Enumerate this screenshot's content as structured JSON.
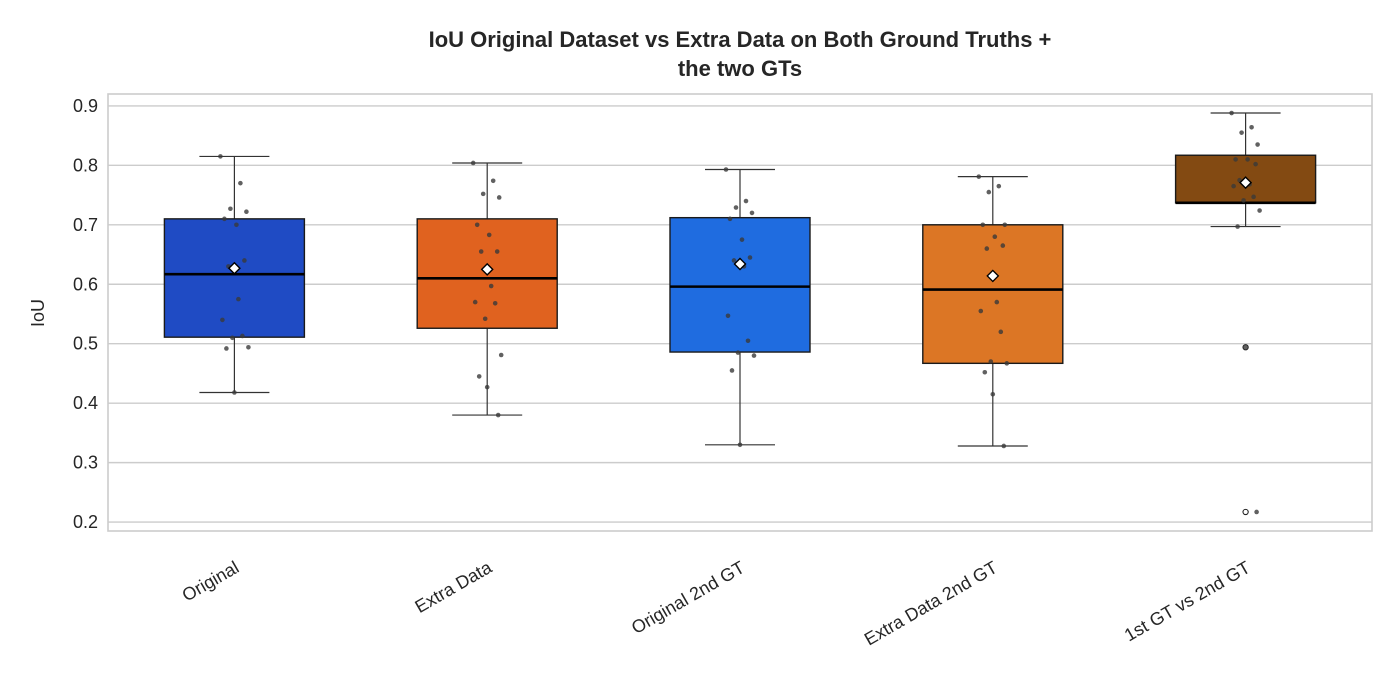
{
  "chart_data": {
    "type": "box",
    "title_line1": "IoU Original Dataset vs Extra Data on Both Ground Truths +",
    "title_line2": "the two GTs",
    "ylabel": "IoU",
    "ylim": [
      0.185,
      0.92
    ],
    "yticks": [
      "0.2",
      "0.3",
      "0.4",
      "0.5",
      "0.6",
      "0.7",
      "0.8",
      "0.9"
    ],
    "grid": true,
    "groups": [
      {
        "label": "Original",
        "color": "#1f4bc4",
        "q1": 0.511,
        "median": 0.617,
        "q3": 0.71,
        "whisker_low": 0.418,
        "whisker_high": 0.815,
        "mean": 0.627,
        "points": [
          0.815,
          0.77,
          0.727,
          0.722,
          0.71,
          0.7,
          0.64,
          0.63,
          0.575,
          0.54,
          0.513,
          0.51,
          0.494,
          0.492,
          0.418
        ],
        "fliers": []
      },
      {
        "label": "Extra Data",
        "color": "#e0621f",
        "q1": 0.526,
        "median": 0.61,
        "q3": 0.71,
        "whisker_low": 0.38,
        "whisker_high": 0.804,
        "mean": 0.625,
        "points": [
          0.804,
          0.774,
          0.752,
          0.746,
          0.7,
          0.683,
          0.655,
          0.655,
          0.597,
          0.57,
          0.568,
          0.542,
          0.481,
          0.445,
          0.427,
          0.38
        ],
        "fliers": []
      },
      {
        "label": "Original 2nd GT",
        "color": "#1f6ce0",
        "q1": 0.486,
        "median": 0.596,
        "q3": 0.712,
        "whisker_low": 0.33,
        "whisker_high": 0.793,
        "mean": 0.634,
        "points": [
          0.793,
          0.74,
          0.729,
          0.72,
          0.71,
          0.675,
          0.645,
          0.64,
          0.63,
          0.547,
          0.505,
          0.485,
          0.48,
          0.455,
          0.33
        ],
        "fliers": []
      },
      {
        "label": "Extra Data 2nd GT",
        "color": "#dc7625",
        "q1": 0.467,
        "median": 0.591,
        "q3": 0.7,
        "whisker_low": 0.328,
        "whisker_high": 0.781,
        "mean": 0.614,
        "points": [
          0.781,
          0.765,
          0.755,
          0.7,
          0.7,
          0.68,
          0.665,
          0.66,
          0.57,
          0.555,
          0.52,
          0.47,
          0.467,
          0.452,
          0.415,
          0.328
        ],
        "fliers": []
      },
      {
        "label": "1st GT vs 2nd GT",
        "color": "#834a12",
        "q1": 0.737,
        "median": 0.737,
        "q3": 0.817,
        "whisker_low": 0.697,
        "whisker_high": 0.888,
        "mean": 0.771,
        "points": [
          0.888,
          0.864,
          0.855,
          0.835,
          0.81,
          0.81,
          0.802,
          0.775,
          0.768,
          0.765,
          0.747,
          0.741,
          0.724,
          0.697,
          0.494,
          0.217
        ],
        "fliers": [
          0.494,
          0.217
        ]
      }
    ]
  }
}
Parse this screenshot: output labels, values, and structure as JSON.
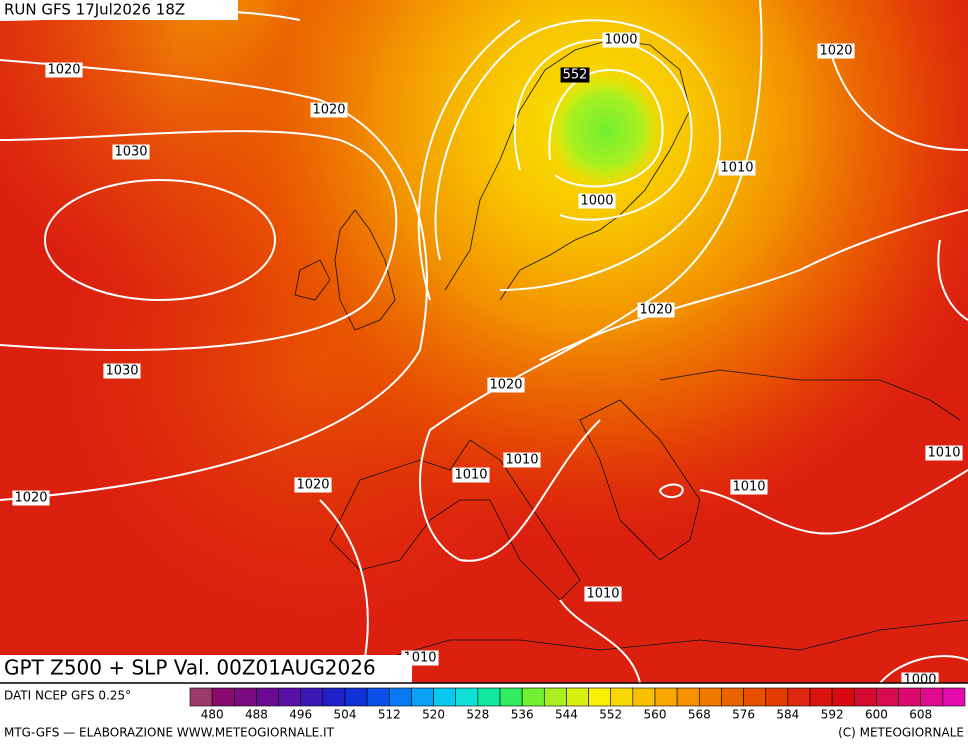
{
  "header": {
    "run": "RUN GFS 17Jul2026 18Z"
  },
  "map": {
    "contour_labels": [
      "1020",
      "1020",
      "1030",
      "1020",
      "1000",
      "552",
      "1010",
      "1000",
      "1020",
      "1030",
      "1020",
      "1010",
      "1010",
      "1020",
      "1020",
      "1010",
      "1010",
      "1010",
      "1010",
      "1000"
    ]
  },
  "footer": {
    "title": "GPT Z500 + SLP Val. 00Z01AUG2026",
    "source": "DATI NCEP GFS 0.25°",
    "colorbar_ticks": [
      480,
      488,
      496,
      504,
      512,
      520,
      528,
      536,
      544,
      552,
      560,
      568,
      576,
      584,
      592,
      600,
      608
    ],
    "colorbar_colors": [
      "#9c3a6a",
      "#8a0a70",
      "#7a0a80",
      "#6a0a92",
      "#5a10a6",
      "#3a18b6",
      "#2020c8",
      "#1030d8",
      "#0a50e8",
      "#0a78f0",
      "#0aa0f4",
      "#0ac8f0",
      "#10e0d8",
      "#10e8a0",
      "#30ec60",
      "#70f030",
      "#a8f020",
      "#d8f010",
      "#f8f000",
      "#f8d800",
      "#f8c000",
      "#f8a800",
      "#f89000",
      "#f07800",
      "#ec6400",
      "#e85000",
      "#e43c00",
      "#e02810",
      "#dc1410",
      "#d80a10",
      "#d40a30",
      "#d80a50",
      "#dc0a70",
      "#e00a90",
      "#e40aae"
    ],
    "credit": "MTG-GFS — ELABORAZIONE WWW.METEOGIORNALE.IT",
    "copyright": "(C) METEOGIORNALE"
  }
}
+--
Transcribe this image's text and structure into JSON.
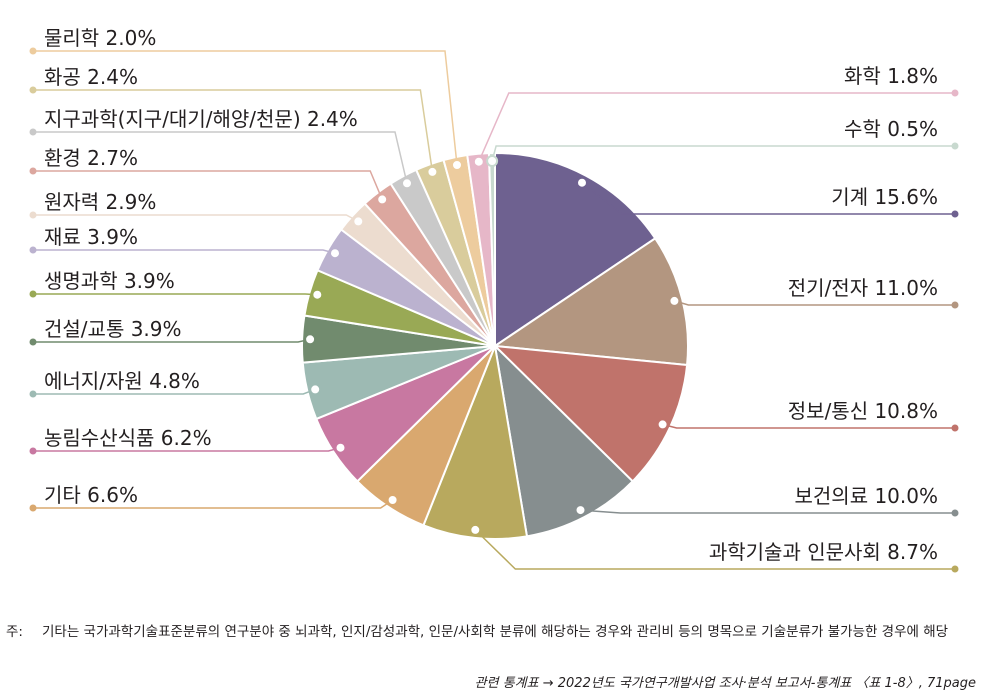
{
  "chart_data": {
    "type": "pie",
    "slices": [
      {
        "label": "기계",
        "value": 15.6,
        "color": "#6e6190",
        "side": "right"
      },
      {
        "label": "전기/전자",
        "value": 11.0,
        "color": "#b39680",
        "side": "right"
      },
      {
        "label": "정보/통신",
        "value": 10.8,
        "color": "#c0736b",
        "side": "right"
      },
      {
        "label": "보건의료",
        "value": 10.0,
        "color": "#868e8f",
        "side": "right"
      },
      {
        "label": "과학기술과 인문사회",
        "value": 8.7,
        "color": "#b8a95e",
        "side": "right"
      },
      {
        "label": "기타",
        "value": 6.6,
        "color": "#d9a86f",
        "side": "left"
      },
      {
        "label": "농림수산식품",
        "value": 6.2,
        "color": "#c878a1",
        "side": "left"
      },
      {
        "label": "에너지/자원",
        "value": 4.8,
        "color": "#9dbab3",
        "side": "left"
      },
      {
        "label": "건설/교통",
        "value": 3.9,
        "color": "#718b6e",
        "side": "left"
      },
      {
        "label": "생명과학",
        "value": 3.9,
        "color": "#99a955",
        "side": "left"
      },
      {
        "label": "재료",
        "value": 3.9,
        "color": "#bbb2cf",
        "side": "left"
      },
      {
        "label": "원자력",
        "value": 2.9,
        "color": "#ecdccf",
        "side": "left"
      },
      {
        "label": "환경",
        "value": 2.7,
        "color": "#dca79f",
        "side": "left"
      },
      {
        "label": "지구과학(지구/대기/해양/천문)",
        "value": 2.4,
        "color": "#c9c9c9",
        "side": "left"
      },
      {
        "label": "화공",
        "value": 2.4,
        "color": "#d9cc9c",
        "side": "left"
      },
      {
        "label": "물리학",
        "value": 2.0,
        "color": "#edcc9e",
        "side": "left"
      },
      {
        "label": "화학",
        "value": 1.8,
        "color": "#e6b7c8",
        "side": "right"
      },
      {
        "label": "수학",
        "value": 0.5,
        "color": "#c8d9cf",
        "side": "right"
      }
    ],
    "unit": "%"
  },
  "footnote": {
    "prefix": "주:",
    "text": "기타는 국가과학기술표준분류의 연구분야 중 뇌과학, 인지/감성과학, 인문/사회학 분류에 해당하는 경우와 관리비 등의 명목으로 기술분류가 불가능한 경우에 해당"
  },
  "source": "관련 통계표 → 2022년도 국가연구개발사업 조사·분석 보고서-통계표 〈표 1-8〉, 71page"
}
+--
§ Short task: Gather and return every line that holds the string "METEOGIORNALE".

§ Exercise result:
    "credit": "MTG-GFS — ELABORAZIONE WWW.METEOGIORNALE.IT",
    "copyright": "(C) METEOGIORNALE"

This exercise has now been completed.